> _What is needed_
Show only lines that include "caption".

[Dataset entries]

····················

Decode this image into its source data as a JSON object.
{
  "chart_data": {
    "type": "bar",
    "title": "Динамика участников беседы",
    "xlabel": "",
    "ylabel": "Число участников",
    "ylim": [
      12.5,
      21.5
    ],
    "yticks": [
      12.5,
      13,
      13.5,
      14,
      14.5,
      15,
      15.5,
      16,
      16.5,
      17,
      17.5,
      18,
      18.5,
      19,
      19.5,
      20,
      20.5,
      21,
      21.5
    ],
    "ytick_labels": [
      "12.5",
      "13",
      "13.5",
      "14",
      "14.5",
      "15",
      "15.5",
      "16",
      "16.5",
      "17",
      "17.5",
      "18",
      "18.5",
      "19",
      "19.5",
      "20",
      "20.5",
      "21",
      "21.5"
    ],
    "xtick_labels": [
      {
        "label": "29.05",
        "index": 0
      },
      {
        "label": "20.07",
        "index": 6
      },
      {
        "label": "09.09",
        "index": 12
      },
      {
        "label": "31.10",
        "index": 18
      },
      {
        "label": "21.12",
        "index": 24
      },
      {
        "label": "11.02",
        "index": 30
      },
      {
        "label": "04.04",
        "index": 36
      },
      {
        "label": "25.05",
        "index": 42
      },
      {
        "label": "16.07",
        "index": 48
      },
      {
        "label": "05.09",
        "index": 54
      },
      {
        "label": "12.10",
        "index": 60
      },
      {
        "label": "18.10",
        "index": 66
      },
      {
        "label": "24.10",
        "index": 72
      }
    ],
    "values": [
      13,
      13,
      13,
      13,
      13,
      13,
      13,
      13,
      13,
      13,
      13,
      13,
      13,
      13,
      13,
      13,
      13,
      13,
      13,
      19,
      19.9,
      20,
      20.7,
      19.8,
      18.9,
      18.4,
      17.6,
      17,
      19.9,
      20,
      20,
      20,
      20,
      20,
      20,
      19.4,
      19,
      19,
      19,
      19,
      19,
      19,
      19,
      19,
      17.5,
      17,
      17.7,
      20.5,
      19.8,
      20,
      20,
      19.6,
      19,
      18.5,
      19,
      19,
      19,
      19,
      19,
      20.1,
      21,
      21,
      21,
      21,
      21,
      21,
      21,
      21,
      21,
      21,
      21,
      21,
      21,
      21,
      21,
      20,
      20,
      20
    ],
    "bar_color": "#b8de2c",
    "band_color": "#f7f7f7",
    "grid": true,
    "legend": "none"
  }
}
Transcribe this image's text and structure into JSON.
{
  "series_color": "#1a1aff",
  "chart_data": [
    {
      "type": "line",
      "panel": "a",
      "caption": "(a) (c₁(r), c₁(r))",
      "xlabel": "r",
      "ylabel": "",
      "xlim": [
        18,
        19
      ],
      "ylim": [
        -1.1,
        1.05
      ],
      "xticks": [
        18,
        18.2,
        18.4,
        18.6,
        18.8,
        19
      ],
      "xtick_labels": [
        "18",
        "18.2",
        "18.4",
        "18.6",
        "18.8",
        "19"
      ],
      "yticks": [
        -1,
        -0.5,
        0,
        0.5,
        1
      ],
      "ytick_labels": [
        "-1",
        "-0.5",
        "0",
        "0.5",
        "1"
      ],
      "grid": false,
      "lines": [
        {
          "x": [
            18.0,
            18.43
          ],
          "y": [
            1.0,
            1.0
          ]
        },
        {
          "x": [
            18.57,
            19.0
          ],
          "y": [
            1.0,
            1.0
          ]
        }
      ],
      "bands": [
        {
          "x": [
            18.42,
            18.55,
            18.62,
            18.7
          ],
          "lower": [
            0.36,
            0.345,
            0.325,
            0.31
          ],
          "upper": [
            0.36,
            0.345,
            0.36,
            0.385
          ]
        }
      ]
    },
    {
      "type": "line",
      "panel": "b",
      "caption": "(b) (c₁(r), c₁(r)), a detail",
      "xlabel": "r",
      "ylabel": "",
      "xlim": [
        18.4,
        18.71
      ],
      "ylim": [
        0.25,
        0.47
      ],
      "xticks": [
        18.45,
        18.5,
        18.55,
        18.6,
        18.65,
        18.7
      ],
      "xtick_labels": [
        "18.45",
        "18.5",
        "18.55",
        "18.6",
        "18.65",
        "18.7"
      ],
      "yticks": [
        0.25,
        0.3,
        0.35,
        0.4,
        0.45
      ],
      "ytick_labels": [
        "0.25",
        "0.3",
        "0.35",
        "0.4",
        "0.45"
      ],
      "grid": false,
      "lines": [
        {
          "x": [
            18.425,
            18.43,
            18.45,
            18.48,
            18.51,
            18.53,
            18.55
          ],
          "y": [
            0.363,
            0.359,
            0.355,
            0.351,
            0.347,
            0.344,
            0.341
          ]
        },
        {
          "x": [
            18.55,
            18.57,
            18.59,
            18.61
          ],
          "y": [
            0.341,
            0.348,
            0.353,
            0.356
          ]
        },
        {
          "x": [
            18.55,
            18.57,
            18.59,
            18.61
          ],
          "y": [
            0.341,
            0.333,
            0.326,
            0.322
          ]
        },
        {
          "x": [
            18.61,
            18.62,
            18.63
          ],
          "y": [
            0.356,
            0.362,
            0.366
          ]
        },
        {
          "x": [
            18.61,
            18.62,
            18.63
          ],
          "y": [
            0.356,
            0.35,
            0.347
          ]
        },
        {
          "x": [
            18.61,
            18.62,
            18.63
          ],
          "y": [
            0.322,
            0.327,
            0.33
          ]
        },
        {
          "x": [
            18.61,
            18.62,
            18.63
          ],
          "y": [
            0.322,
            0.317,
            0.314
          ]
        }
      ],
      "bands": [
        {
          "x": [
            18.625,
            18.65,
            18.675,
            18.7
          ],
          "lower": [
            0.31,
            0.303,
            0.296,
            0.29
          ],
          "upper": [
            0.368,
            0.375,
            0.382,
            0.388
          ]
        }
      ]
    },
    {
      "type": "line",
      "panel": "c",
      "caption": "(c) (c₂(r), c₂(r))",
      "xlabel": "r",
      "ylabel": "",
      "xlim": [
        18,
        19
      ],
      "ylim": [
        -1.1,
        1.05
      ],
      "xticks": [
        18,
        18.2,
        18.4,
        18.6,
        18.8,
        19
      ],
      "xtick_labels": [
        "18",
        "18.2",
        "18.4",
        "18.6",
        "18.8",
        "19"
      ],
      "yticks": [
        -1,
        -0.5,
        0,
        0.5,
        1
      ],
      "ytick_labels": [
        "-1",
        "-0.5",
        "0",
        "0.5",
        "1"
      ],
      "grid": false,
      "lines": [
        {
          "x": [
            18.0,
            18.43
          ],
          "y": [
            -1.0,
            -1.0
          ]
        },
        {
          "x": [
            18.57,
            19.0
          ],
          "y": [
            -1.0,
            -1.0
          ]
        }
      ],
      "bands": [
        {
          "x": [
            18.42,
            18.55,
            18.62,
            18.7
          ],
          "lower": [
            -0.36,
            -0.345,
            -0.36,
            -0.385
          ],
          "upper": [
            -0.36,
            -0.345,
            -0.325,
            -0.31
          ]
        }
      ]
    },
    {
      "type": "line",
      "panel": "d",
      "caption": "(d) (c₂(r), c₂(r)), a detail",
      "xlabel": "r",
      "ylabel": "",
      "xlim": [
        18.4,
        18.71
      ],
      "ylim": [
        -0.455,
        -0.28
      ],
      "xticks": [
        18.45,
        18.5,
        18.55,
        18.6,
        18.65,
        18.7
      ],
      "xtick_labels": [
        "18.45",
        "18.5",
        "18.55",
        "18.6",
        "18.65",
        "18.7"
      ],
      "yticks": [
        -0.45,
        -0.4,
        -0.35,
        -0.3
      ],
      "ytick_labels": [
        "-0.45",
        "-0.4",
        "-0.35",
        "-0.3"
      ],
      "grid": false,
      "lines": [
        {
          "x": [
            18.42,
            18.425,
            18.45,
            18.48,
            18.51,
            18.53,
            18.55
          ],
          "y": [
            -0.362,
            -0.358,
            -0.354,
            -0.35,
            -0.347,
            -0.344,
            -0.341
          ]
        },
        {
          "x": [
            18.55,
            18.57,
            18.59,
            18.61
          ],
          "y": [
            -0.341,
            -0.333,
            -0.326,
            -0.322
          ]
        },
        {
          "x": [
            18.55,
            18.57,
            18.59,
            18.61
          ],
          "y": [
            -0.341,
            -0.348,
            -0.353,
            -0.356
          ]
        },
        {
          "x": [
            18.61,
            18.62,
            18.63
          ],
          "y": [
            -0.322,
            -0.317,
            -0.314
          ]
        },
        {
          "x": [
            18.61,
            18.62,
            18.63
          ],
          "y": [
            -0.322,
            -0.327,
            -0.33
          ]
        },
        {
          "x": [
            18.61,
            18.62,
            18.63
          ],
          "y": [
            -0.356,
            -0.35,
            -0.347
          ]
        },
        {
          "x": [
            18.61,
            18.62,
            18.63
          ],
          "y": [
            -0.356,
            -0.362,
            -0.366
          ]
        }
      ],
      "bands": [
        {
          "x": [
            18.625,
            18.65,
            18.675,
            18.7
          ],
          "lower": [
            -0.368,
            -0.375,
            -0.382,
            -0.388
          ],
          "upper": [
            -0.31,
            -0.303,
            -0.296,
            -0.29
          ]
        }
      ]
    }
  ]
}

····················

> _Full solution_
      "caption": "(a) (c₁(r), c₁(r))",
      "caption": "(b) (c₁(r), c₁(r)), a detail",
      "caption": "(c) (c₂(r), c₂(r))",
      "caption": "(d) (c₂(r), c₂(r)), a detail",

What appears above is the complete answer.